Records supplied:
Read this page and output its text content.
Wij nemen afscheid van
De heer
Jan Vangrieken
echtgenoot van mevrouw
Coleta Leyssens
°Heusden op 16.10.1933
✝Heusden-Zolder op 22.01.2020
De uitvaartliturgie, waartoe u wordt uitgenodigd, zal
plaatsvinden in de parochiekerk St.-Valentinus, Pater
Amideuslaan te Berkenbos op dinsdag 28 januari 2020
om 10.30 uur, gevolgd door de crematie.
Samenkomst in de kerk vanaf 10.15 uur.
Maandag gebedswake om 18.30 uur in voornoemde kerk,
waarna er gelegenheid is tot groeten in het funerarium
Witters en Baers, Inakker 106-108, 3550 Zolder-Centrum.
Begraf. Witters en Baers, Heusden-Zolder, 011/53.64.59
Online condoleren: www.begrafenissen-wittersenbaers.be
* * *
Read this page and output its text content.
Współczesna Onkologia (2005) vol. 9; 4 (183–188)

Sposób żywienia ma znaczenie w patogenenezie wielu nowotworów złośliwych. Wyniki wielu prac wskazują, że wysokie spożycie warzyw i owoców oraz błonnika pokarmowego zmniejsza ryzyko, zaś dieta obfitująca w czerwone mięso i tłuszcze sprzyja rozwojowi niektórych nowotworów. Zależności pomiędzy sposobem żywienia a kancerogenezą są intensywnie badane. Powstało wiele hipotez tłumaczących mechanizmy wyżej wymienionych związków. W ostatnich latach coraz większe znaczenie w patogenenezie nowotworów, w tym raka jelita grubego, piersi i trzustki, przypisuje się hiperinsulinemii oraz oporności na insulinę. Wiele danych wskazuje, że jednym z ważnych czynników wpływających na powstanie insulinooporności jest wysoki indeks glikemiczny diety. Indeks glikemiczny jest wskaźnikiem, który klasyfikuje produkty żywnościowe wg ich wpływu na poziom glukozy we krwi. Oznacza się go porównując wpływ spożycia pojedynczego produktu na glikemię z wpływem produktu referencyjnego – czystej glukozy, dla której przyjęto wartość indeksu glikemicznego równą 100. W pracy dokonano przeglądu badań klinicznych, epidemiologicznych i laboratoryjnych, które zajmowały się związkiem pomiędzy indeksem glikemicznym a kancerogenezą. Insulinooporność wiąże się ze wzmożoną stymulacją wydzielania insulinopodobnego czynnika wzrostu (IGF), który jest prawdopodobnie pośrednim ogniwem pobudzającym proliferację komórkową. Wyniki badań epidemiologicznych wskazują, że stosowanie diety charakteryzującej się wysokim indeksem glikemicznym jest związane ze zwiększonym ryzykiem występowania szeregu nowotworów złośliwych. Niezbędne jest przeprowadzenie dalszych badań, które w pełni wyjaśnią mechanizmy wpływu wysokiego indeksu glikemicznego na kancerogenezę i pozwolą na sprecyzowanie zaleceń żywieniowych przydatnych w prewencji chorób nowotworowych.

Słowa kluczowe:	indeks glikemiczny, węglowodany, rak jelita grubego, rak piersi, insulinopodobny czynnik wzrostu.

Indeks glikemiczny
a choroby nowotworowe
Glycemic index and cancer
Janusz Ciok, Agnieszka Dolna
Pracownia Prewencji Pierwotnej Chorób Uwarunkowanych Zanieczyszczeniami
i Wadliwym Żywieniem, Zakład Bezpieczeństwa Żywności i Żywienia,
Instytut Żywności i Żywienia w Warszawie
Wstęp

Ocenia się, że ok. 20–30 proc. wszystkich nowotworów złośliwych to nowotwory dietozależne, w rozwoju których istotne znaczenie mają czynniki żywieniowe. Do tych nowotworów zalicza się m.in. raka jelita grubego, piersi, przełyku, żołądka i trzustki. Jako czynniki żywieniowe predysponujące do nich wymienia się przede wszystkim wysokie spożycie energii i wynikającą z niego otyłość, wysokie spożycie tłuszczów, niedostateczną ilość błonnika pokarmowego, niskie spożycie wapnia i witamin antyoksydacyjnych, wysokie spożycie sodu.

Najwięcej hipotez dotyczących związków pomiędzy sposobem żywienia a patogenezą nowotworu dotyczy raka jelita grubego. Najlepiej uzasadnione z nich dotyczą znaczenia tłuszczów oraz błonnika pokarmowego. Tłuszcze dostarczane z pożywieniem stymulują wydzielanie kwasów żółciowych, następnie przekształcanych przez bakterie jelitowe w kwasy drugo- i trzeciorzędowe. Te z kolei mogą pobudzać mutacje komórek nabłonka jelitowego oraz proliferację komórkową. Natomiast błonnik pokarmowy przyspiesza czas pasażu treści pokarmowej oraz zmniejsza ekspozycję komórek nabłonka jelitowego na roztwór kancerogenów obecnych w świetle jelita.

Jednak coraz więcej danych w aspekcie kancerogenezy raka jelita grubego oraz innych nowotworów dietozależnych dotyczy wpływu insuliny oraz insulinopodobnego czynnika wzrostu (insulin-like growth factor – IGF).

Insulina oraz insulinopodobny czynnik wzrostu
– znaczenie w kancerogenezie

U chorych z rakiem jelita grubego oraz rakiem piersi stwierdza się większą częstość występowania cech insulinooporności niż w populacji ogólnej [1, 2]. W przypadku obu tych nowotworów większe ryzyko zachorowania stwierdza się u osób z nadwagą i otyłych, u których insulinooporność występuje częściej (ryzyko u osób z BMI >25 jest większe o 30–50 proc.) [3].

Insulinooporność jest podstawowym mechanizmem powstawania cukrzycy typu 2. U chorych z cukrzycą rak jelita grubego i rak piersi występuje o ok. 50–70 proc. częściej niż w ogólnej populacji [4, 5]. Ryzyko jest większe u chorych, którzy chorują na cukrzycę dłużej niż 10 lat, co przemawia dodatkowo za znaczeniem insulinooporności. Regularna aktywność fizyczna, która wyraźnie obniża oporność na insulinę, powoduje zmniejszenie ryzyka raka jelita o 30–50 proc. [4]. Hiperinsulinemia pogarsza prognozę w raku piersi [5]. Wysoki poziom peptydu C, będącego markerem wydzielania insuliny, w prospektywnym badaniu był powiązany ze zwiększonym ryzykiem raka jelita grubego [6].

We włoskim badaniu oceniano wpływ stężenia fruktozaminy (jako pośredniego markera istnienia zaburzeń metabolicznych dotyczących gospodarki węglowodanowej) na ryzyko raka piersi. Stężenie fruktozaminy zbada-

Problem description: Where a line of the material above holds the string "Heusden", copy that line.

Reply to the task:
°Heusden op 16.10.1933
✝Heusden-Zolder op 22.01.2020
Begraf. Witters en Baers, Heusden-Zolder, 011/53.64.59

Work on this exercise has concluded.